◆ **Stored items**
**********
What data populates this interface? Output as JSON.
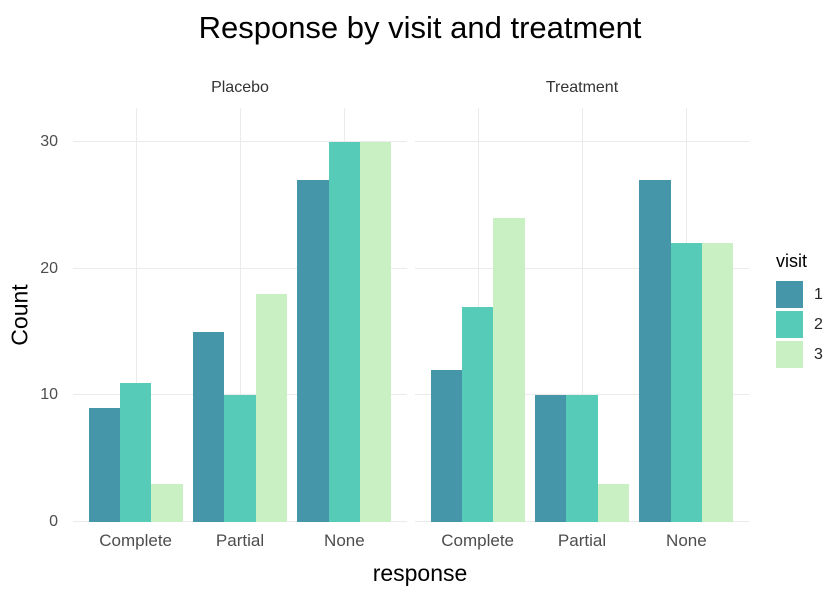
{
  "title": "Response by visit and treatment",
  "axes": {
    "x_title": "response",
    "y_title": "Count",
    "y_ticks": [
      0,
      10,
      20,
      30
    ],
    "y_tick_labels": [
      "0",
      "10",
      "20",
      "30"
    ],
    "y_max_units": 32.7
  },
  "legend": {
    "title": "visit",
    "items": [
      {
        "label": "1",
        "color": "#4596A8"
      },
      {
        "label": "2",
        "color": "#56CBB8"
      },
      {
        "label": "3",
        "color": "#C9F0C2"
      }
    ]
  },
  "colors": {
    "background": "#ffffff",
    "gridline": "#ebebeb",
    "tick_text": "#4d4d4d",
    "title_text": "#000000",
    "strip_text": "#333333"
  },
  "chart_data": {
    "type": "bar",
    "title": "Response by visit and treatment",
    "xlabel": "response",
    "ylabel": "Count",
    "ylim": [
      0,
      32.7
    ],
    "y_ticks": [
      0,
      10,
      20,
      30
    ],
    "grid": "major gridlines only, light gray on white background",
    "legend_position": "right",
    "legend_title": "visit",
    "bar_layout": "dodged, 3 bars per category, group width 0.9",
    "categories": [
      "Complete",
      "Partial",
      "None"
    ],
    "facets": [
      {
        "label": "Placebo",
        "series": [
          {
            "name": "1",
            "color": "#4596A8",
            "values": [
              9,
              15,
              27
            ]
          },
          {
            "name": "2",
            "color": "#56CBB8",
            "values": [
              11,
              10,
              30
            ]
          },
          {
            "name": "3",
            "color": "#C9F0C2",
            "values": [
              3,
              18,
              30
            ]
          }
        ]
      },
      {
        "label": "Treatment",
        "series": [
          {
            "name": "1",
            "color": "#4596A8",
            "values": [
              12,
              10,
              27
            ]
          },
          {
            "name": "2",
            "color": "#56CBB8",
            "values": [
              17,
              10,
              22
            ]
          },
          {
            "name": "3",
            "color": "#C9F0C2",
            "values": [
              24,
              3,
              22
            ]
          }
        ]
      }
    ]
  }
}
**********
◆ **Given task**
Give every record again exactly, apart from the pictures, which stay out.

◆ **Solution to this exercise**
What data populates this interface? Output as JSON.
{
  "title": "Response by visit and treatment",
  "axes": {
    "x_title": "response",
    "y_title": "Count",
    "y_ticks": [
      0,
      10,
      20,
      30
    ],
    "y_tick_labels": [
      "0",
      "10",
      "20",
      "30"
    ],
    "y_max_units": 32.7
  },
  "legend": {
    "title": "visit",
    "items": [
      {
        "label": "1",
        "color": "#4596A8"
      },
      {
        "label": "2",
        "color": "#56CBB8"
      },
      {
        "label": "3",
        "color": "#C9F0C2"
      }
    ]
  },
  "colors": {
    "background": "#ffffff",
    "gridline": "#ebebeb",
    "tick_text": "#4d4d4d",
    "title_text": "#000000",
    "strip_text": "#333333"
  },
  "chart_data": {
    "type": "bar",
    "title": "Response by visit and treatment",
    "xlabel": "response",
    "ylabel": "Count",
    "ylim": [
      0,
      32.7
    ],
    "y_ticks": [
      0,
      10,
      20,
      30
    ],
    "grid": "major gridlines only, light gray on white background",
    "legend_position": "right",
    "legend_title": "visit",
    "bar_layout": "dodged, 3 bars per category, group width 0.9",
    "categories": [
      "Complete",
      "Partial",
      "None"
    ],
    "facets": [
      {
        "label": "Placebo",
        "series": [
          {
            "name": "1",
            "color": "#4596A8",
            "values": [
              9,
              15,
              27
            ]
          },
          {
            "name": "2",
            "color": "#56CBB8",
            "values": [
              11,
              10,
              30
            ]
          },
          {
            "name": "3",
            "color": "#C9F0C2",
            "values": [
              3,
              18,
              30
            ]
          }
        ]
      },
      {
        "label": "Treatment",
        "series": [
          {
            "name": "1",
            "color": "#4596A8",
            "values": [
              12,
              10,
              27
            ]
          },
          {
            "name": "2",
            "color": "#56CBB8",
            "values": [
              17,
              10,
              22
            ]
          },
          {
            "name": "3",
            "color": "#C9F0C2",
            "values": [
              24,
              3,
              22
            ]
          }
        ]
      }
    ]
  }
}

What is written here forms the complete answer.